§ What the task asks
Pull out every line below containing the word "xlabel".

§ Records for processing
⟨

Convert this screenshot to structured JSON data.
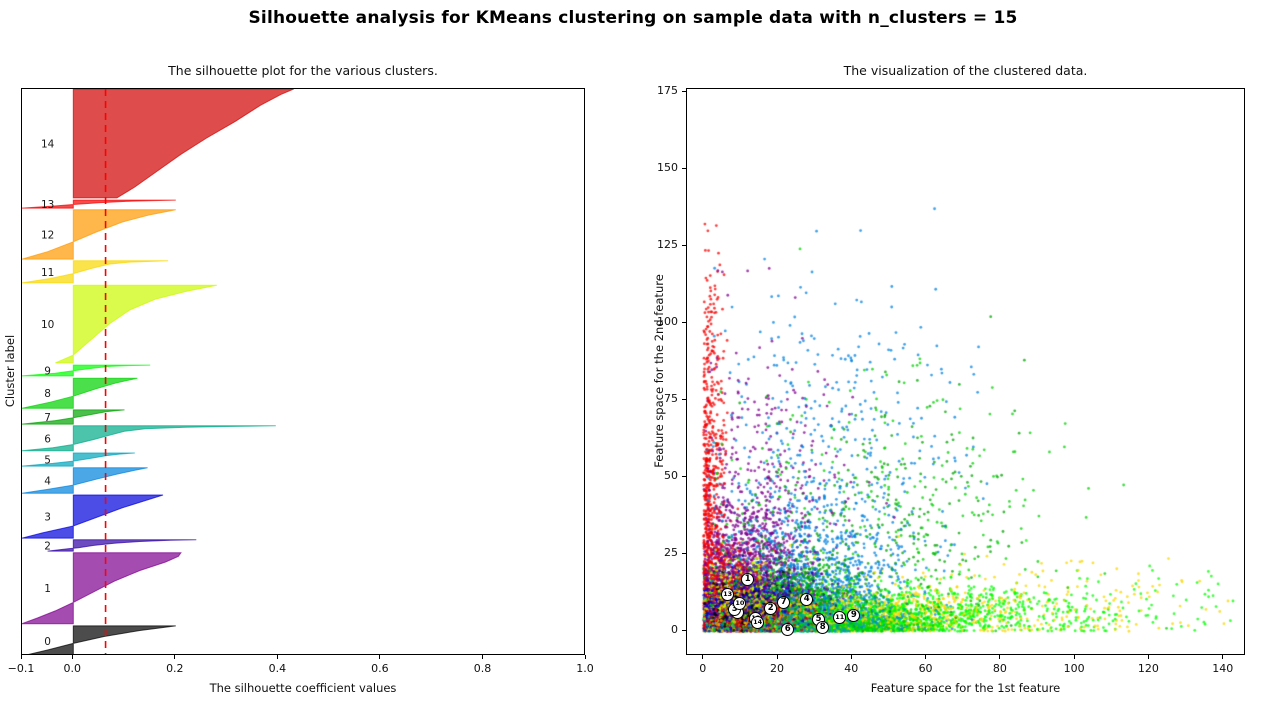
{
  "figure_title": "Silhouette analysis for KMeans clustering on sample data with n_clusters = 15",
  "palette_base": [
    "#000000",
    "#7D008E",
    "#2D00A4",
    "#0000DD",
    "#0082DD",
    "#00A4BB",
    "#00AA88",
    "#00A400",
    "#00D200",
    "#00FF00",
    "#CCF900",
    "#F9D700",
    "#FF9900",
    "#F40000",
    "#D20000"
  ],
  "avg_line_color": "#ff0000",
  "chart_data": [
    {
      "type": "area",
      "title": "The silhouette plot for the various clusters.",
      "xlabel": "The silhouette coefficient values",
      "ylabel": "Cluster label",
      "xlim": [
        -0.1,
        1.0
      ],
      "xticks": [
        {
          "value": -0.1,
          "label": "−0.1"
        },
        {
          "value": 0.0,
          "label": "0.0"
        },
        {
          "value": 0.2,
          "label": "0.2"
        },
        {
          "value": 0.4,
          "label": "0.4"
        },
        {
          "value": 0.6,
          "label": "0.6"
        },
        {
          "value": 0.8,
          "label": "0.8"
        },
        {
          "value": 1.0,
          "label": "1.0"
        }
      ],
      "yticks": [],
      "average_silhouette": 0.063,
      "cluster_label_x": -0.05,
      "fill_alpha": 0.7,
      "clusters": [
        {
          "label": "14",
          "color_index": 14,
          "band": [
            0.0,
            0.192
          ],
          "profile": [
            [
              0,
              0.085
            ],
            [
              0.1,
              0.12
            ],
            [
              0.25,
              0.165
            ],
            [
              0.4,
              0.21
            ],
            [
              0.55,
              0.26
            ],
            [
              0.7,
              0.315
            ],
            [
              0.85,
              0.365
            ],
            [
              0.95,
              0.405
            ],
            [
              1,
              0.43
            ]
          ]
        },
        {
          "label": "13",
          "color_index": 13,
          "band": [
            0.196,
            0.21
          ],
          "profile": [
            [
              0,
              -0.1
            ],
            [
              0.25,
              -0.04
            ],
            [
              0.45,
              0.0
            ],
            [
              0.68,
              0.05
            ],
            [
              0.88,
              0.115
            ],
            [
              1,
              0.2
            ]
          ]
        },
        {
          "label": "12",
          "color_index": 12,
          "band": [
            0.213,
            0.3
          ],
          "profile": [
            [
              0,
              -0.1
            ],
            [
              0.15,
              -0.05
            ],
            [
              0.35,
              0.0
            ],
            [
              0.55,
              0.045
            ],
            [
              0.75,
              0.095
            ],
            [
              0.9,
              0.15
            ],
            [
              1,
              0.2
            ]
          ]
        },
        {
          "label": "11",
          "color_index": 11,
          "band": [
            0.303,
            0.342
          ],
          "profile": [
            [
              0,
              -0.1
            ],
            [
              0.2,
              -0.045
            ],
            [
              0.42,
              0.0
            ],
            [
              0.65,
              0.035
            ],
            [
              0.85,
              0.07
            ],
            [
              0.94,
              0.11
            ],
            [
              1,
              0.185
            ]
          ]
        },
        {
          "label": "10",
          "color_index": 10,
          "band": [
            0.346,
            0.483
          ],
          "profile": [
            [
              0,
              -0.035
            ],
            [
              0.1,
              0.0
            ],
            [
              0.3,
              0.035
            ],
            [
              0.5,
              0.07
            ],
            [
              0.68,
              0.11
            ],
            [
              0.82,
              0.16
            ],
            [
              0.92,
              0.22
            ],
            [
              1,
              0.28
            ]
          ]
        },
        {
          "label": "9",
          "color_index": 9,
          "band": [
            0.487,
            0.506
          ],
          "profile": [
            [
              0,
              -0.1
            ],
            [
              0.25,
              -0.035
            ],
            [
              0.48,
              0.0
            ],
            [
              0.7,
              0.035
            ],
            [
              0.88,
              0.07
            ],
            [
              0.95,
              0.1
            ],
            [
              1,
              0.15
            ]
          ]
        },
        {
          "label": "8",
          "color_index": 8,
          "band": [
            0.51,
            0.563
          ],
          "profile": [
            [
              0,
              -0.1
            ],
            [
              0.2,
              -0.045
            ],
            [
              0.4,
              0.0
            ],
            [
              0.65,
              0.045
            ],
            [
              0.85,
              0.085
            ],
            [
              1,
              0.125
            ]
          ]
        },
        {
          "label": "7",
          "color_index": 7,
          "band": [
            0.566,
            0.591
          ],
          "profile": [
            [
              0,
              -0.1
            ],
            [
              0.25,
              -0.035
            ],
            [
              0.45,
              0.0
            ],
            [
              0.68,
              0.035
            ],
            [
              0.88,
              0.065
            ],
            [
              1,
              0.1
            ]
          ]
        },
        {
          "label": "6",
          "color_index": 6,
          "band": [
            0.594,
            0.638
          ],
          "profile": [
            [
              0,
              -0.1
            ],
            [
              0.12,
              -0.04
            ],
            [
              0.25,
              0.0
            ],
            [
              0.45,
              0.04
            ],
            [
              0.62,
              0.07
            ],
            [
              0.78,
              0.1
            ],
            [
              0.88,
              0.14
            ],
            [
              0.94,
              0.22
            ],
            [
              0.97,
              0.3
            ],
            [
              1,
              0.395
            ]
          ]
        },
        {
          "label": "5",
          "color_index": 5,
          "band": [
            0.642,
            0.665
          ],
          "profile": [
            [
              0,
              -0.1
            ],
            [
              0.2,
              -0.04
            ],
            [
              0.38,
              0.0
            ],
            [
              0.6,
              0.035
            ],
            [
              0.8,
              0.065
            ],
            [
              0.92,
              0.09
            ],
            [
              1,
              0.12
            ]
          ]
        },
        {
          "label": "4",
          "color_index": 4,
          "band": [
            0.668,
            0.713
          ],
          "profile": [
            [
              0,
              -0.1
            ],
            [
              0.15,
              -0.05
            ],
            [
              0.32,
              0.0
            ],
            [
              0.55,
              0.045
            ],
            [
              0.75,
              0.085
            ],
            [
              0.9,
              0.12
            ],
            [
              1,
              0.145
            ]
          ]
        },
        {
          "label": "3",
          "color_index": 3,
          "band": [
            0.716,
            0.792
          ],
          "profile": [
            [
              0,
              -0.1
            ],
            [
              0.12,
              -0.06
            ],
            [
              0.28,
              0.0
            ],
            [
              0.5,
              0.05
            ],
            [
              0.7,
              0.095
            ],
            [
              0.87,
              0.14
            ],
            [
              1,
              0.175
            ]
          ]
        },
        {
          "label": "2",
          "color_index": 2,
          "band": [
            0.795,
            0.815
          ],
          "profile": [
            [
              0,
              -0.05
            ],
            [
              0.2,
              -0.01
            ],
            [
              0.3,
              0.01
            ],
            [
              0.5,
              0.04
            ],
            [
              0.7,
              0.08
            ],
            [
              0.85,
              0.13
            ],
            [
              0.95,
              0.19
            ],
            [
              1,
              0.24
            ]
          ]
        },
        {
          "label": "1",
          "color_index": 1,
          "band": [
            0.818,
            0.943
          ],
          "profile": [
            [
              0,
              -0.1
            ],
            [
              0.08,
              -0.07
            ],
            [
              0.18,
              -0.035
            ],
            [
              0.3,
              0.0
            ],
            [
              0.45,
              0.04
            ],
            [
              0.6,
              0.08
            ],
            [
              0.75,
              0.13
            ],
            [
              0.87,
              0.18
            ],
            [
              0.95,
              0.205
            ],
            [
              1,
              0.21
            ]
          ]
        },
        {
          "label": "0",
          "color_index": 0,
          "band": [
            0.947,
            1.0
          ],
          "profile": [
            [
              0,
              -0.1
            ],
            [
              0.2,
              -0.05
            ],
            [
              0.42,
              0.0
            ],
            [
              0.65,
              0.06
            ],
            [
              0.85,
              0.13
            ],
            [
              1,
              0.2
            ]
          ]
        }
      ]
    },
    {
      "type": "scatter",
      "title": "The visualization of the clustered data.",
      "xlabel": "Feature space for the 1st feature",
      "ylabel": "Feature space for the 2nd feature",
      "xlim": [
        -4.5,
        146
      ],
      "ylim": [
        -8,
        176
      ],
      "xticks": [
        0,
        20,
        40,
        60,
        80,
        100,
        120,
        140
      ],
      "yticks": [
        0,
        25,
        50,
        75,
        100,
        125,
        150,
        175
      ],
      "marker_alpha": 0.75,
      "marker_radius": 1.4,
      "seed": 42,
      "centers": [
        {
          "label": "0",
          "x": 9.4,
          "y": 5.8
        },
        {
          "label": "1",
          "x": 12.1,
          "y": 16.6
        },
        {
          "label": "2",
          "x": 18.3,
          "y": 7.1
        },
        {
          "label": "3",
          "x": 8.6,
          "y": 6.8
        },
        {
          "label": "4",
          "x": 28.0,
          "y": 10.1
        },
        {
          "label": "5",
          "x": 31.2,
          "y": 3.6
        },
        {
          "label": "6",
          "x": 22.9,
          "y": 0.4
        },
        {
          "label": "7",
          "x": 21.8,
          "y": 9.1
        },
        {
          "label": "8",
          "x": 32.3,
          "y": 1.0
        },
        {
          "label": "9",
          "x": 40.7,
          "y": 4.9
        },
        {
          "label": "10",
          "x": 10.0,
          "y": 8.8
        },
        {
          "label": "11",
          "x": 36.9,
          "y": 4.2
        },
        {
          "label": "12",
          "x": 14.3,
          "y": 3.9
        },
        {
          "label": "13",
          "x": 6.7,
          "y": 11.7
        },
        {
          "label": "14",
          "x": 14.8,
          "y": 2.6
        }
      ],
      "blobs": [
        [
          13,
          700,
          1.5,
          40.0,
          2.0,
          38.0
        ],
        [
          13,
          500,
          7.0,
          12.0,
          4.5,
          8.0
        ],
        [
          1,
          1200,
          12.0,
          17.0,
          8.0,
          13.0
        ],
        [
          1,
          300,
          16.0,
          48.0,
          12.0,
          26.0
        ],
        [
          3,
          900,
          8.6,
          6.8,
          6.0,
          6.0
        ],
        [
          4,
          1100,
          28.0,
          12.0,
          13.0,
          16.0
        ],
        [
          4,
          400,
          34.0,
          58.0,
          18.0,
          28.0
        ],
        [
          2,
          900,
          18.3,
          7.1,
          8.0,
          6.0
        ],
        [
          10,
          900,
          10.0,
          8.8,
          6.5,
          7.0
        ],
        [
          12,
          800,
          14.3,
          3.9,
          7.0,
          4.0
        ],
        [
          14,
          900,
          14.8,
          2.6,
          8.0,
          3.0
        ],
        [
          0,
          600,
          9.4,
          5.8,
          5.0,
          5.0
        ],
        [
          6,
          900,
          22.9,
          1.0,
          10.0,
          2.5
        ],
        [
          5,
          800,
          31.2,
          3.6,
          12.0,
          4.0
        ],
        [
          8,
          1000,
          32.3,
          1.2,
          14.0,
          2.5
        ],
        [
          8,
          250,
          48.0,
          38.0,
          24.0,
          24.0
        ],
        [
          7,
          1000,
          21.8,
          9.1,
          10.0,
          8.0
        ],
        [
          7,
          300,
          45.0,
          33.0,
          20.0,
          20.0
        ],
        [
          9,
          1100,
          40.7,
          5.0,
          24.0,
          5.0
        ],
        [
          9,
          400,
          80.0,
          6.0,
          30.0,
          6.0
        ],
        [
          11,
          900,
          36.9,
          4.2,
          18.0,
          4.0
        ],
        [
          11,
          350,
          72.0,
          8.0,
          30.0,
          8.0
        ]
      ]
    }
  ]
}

⟩

§ Task answer
      "xlabel": "The silhouette coefficient values",
      "xlabel": "Feature space for the 1st feature",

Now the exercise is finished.